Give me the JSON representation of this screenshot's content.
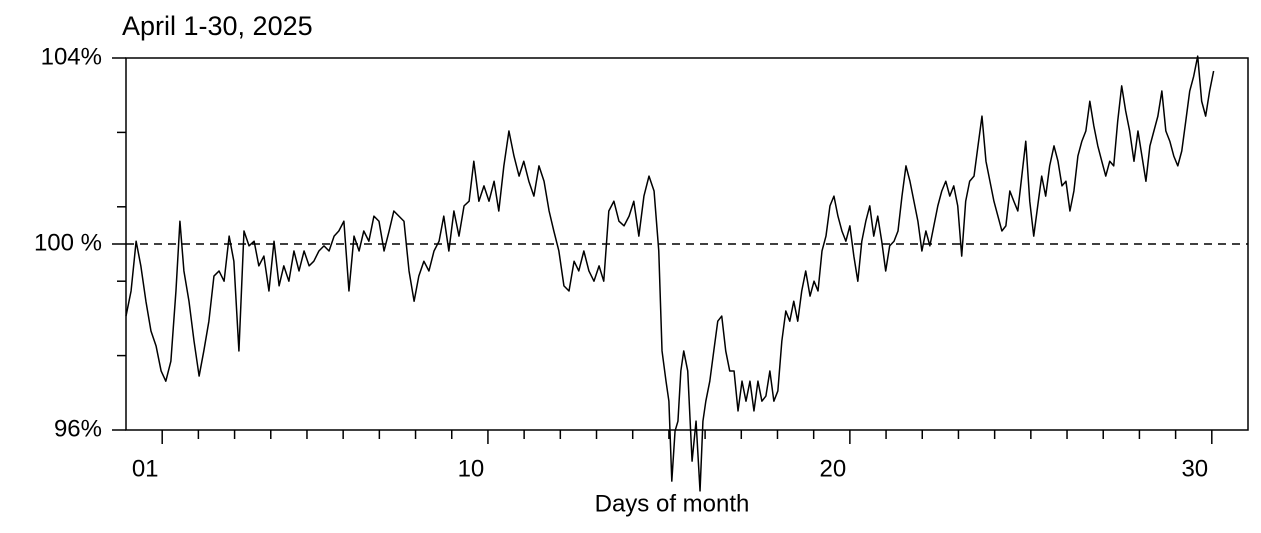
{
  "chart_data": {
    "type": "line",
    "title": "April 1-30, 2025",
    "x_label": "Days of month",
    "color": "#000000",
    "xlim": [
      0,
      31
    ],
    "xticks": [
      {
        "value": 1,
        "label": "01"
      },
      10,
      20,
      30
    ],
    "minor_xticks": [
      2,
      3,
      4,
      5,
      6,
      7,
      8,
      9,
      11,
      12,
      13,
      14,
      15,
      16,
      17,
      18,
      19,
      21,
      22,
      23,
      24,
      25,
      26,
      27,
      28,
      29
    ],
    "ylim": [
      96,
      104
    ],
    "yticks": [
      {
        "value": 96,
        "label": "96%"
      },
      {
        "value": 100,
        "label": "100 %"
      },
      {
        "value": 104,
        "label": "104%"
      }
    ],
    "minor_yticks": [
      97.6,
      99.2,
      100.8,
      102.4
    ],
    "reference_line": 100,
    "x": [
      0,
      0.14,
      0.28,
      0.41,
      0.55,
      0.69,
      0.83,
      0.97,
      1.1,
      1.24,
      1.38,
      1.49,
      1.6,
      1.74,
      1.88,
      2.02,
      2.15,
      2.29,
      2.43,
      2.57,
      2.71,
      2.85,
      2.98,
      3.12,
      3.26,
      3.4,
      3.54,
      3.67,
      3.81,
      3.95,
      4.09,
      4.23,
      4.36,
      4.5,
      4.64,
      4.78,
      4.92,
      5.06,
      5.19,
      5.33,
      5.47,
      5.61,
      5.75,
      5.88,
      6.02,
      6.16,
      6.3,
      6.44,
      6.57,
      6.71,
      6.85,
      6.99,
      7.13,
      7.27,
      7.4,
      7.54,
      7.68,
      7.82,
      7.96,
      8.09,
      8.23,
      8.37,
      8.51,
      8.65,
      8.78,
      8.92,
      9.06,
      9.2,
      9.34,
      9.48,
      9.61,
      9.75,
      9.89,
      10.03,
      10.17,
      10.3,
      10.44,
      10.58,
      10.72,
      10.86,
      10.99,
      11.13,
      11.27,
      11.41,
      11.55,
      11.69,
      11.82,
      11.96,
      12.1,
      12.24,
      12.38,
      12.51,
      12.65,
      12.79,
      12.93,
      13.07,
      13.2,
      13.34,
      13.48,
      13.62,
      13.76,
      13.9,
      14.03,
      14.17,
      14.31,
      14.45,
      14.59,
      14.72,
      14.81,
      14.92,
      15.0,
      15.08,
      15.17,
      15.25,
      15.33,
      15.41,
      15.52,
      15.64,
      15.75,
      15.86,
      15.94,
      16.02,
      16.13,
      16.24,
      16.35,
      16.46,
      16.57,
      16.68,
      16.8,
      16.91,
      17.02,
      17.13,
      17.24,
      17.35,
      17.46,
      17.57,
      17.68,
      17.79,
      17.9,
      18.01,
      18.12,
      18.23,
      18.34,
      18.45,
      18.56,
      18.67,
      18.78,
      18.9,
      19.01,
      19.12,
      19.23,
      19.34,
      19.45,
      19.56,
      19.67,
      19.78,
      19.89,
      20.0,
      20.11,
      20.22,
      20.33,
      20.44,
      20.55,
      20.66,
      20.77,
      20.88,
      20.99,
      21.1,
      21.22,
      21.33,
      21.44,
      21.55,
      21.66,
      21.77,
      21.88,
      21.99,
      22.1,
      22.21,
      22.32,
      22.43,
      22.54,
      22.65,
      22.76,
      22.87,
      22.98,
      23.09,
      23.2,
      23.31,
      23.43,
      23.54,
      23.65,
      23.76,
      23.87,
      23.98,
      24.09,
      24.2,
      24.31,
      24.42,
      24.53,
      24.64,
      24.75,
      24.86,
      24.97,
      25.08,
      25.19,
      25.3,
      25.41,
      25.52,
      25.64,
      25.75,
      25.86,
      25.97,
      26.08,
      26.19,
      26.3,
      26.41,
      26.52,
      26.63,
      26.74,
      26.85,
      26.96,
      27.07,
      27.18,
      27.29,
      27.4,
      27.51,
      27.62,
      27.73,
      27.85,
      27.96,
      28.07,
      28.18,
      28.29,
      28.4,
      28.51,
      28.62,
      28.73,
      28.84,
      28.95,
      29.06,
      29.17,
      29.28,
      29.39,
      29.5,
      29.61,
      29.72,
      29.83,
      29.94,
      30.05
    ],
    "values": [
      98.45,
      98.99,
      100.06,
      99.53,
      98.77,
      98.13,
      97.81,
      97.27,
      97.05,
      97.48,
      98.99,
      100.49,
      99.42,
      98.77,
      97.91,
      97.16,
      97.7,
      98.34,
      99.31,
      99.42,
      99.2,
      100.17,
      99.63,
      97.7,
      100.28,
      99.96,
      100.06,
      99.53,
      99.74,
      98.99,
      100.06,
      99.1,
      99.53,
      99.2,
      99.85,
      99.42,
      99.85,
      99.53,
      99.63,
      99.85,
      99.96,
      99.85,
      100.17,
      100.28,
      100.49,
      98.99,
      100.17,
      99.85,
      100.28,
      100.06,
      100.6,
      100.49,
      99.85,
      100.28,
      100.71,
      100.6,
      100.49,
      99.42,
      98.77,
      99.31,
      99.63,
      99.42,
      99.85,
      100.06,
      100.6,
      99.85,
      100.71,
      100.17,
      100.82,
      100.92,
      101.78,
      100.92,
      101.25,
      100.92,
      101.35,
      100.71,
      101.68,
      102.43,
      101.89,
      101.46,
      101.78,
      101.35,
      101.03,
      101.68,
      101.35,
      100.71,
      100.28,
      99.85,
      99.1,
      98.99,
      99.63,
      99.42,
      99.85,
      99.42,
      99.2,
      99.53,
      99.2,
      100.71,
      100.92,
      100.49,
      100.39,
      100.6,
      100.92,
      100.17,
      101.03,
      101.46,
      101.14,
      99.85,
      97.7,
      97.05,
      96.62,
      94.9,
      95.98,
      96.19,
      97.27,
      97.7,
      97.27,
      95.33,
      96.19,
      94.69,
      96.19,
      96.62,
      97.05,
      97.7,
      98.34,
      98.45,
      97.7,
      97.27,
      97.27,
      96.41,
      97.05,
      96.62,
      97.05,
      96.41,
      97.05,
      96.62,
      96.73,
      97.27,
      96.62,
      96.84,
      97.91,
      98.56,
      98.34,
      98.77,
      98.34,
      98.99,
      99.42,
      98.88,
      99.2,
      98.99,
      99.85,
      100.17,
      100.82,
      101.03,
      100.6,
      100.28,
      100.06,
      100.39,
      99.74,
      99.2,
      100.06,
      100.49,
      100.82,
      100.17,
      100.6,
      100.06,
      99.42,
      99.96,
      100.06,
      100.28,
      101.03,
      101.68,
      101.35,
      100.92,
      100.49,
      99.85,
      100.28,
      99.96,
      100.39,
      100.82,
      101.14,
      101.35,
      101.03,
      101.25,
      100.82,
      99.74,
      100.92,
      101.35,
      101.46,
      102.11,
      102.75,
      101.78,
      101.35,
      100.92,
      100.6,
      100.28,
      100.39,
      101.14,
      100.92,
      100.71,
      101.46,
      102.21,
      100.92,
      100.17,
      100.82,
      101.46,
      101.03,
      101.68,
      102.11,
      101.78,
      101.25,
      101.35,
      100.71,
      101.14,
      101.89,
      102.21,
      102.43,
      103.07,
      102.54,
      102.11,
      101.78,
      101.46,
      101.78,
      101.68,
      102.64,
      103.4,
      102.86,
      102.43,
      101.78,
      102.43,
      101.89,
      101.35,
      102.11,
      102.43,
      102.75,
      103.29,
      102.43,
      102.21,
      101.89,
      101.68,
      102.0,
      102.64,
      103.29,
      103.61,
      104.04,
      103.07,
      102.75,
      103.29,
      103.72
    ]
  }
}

____

Will you set down the records word for word while leaving out every picture?

Give me the JSON representation of this screenshot's content.
{
  "chart_data": {
    "type": "line",
    "title": "April 1-30, 2025",
    "x_label": "Days of month",
    "color": "#000000",
    "xlim": [
      0,
      31
    ],
    "xticks": [
      {
        "value": 1,
        "label": "01"
      },
      10,
      20,
      30
    ],
    "minor_xticks": [
      2,
      3,
      4,
      5,
      6,
      7,
      8,
      9,
      11,
      12,
      13,
      14,
      15,
      16,
      17,
      18,
      19,
      21,
      22,
      23,
      24,
      25,
      26,
      27,
      28,
      29
    ],
    "ylim": [
      96,
      104
    ],
    "yticks": [
      {
        "value": 96,
        "label": "96%"
      },
      {
        "value": 100,
        "label": "100 %"
      },
      {
        "value": 104,
        "label": "104%"
      }
    ],
    "minor_yticks": [
      97.6,
      99.2,
      100.8,
      102.4
    ],
    "reference_line": 100,
    "x": [
      0,
      0.14,
      0.28,
      0.41,
      0.55,
      0.69,
      0.83,
      0.97,
      1.1,
      1.24,
      1.38,
      1.49,
      1.6,
      1.74,
      1.88,
      2.02,
      2.15,
      2.29,
      2.43,
      2.57,
      2.71,
      2.85,
      2.98,
      3.12,
      3.26,
      3.4,
      3.54,
      3.67,
      3.81,
      3.95,
      4.09,
      4.23,
      4.36,
      4.5,
      4.64,
      4.78,
      4.92,
      5.06,
      5.19,
      5.33,
      5.47,
      5.61,
      5.75,
      5.88,
      6.02,
      6.16,
      6.3,
      6.44,
      6.57,
      6.71,
      6.85,
      6.99,
      7.13,
      7.27,
      7.4,
      7.54,
      7.68,
      7.82,
      7.96,
      8.09,
      8.23,
      8.37,
      8.51,
      8.65,
      8.78,
      8.92,
      9.06,
      9.2,
      9.34,
      9.48,
      9.61,
      9.75,
      9.89,
      10.03,
      10.17,
      10.3,
      10.44,
      10.58,
      10.72,
      10.86,
      10.99,
      11.13,
      11.27,
      11.41,
      11.55,
      11.69,
      11.82,
      11.96,
      12.1,
      12.24,
      12.38,
      12.51,
      12.65,
      12.79,
      12.93,
      13.07,
      13.2,
      13.34,
      13.48,
      13.62,
      13.76,
      13.9,
      14.03,
      14.17,
      14.31,
      14.45,
      14.59,
      14.72,
      14.81,
      14.92,
      15.0,
      15.08,
      15.17,
      15.25,
      15.33,
      15.41,
      15.52,
      15.64,
      15.75,
      15.86,
      15.94,
      16.02,
      16.13,
      16.24,
      16.35,
      16.46,
      16.57,
      16.68,
      16.8,
      16.91,
      17.02,
      17.13,
      17.24,
      17.35,
      17.46,
      17.57,
      17.68,
      17.79,
      17.9,
      18.01,
      18.12,
      18.23,
      18.34,
      18.45,
      18.56,
      18.67,
      18.78,
      18.9,
      19.01,
      19.12,
      19.23,
      19.34,
      19.45,
      19.56,
      19.67,
      19.78,
      19.89,
      20.0,
      20.11,
      20.22,
      20.33,
      20.44,
      20.55,
      20.66,
      20.77,
      20.88,
      20.99,
      21.1,
      21.22,
      21.33,
      21.44,
      21.55,
      21.66,
      21.77,
      21.88,
      21.99,
      22.1,
      22.21,
      22.32,
      22.43,
      22.54,
      22.65,
      22.76,
      22.87,
      22.98,
      23.09,
      23.2,
      23.31,
      23.43,
      23.54,
      23.65,
      23.76,
      23.87,
      23.98,
      24.09,
      24.2,
      24.31,
      24.42,
      24.53,
      24.64,
      24.75,
      24.86,
      24.97,
      25.08,
      25.19,
      25.3,
      25.41,
      25.52,
      25.64,
      25.75,
      25.86,
      25.97,
      26.08,
      26.19,
      26.3,
      26.41,
      26.52,
      26.63,
      26.74,
      26.85,
      26.96,
      27.07,
      27.18,
      27.29,
      27.4,
      27.51,
      27.62,
      27.73,
      27.85,
      27.96,
      28.07,
      28.18,
      28.29,
      28.4,
      28.51,
      28.62,
      28.73,
      28.84,
      28.95,
      29.06,
      29.17,
      29.28,
      29.39,
      29.5,
      29.61,
      29.72,
      29.83,
      29.94,
      30.05
    ],
    "values": [
      98.45,
      98.99,
      100.06,
      99.53,
      98.77,
      98.13,
      97.81,
      97.27,
      97.05,
      97.48,
      98.99,
      100.49,
      99.42,
      98.77,
      97.91,
      97.16,
      97.7,
      98.34,
      99.31,
      99.42,
      99.2,
      100.17,
      99.63,
      97.7,
      100.28,
      99.96,
      100.06,
      99.53,
      99.74,
      98.99,
      100.06,
      99.1,
      99.53,
      99.2,
      99.85,
      99.42,
      99.85,
      99.53,
      99.63,
      99.85,
      99.96,
      99.85,
      100.17,
      100.28,
      100.49,
      98.99,
      100.17,
      99.85,
      100.28,
      100.06,
      100.6,
      100.49,
      99.85,
      100.28,
      100.71,
      100.6,
      100.49,
      99.42,
      98.77,
      99.31,
      99.63,
      99.42,
      99.85,
      100.06,
      100.6,
      99.85,
      100.71,
      100.17,
      100.82,
      100.92,
      101.78,
      100.92,
      101.25,
      100.92,
      101.35,
      100.71,
      101.68,
      102.43,
      101.89,
      101.46,
      101.78,
      101.35,
      101.03,
      101.68,
      101.35,
      100.71,
      100.28,
      99.85,
      99.1,
      98.99,
      99.63,
      99.42,
      99.85,
      99.42,
      99.2,
      99.53,
      99.2,
      100.71,
      100.92,
      100.49,
      100.39,
      100.6,
      100.92,
      100.17,
      101.03,
      101.46,
      101.14,
      99.85,
      97.7,
      97.05,
      96.62,
      94.9,
      95.98,
      96.19,
      97.27,
      97.7,
      97.27,
      95.33,
      96.19,
      94.69,
      96.19,
      96.62,
      97.05,
      97.7,
      98.34,
      98.45,
      97.7,
      97.27,
      97.27,
      96.41,
      97.05,
      96.62,
      97.05,
      96.41,
      97.05,
      96.62,
      96.73,
      97.27,
      96.62,
      96.84,
      97.91,
      98.56,
      98.34,
      98.77,
      98.34,
      98.99,
      99.42,
      98.88,
      99.2,
      98.99,
      99.85,
      100.17,
      100.82,
      101.03,
      100.6,
      100.28,
      100.06,
      100.39,
      99.74,
      99.2,
      100.06,
      100.49,
      100.82,
      100.17,
      100.6,
      100.06,
      99.42,
      99.96,
      100.06,
      100.28,
      101.03,
      101.68,
      101.35,
      100.92,
      100.49,
      99.85,
      100.28,
      99.96,
      100.39,
      100.82,
      101.14,
      101.35,
      101.03,
      101.25,
      100.82,
      99.74,
      100.92,
      101.35,
      101.46,
      102.11,
      102.75,
      101.78,
      101.35,
      100.92,
      100.6,
      100.28,
      100.39,
      101.14,
      100.92,
      100.71,
      101.46,
      102.21,
      100.92,
      100.17,
      100.82,
      101.46,
      101.03,
      101.68,
      102.11,
      101.78,
      101.25,
      101.35,
      100.71,
      101.14,
      101.89,
      102.21,
      102.43,
      103.07,
      102.54,
      102.11,
      101.78,
      101.46,
      101.78,
      101.68,
      102.64,
      103.4,
      102.86,
      102.43,
      101.78,
      102.43,
      101.89,
      101.35,
      102.11,
      102.43,
      102.75,
      103.29,
      102.43,
      102.21,
      101.89,
      101.68,
      102.0,
      102.64,
      103.29,
      103.61,
      104.04,
      103.07,
      102.75,
      103.29,
      103.72
    ]
  }
}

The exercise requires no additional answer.